>>>
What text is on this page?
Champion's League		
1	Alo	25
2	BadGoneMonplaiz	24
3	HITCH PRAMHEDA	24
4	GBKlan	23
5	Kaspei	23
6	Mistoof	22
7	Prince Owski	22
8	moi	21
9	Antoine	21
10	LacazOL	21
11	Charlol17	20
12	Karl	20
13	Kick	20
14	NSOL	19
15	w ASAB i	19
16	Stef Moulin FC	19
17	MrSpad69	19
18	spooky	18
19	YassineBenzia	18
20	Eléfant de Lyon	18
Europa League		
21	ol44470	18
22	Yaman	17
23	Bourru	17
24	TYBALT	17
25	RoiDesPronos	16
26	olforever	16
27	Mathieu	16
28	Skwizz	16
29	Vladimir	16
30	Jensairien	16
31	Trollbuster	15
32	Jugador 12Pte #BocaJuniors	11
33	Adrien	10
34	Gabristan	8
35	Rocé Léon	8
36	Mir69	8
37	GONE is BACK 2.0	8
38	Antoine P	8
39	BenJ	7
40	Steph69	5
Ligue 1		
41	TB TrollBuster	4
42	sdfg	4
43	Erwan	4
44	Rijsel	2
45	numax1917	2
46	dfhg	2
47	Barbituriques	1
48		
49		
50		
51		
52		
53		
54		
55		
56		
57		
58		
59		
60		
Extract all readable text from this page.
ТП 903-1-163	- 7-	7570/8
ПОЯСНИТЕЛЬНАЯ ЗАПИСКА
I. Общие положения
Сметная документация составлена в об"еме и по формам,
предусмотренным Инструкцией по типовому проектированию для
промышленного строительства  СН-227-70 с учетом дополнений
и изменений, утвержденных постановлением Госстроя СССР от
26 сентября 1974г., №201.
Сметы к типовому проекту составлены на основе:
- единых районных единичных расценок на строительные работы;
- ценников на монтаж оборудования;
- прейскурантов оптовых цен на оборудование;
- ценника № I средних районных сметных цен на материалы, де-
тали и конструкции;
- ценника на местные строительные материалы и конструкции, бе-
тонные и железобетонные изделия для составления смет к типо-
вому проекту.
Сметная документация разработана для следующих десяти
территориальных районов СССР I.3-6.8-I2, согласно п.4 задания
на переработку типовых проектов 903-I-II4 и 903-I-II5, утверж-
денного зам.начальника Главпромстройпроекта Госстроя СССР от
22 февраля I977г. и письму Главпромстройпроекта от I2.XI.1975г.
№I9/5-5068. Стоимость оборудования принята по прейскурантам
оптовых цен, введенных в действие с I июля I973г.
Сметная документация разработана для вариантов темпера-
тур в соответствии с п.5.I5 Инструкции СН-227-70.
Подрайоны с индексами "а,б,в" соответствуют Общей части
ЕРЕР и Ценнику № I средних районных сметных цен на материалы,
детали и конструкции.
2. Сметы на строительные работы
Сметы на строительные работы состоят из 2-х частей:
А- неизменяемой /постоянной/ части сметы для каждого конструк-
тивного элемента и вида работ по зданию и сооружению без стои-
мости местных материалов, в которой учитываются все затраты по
<<<
Where a line of the data holds "Госстроя", show that line.

и изменений, утвержденных постановлением Госстроя СССР от
денного зам.начальника Главпромстройпроекта Госстроя СССР от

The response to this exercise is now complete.